Recorded data
◆ ◆ ◆

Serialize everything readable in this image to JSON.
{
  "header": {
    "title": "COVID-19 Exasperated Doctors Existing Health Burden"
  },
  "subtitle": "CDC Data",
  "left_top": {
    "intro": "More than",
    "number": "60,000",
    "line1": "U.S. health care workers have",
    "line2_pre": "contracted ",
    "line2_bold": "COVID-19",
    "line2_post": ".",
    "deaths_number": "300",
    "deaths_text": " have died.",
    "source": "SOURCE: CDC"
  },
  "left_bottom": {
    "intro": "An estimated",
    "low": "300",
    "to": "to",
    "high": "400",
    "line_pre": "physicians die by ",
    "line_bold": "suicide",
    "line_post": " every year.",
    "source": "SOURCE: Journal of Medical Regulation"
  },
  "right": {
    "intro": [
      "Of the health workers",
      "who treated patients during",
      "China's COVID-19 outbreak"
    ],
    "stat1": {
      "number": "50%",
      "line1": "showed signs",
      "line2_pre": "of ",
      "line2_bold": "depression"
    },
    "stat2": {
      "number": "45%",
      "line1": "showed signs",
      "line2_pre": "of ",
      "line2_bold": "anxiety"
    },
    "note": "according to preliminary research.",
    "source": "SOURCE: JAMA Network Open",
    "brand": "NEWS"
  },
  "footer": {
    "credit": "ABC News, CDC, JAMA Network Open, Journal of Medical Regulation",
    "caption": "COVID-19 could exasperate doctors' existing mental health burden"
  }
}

◆ ◆ ◆

» Work required
Check each line of the entries for "Open" and copy those that have it.

» Answer to this exercise
    "source": "SOURCE: JAMA Network Open",
    "credit": "ABC News, CDC, JAMA Network Open, Journal of Medical Regulation",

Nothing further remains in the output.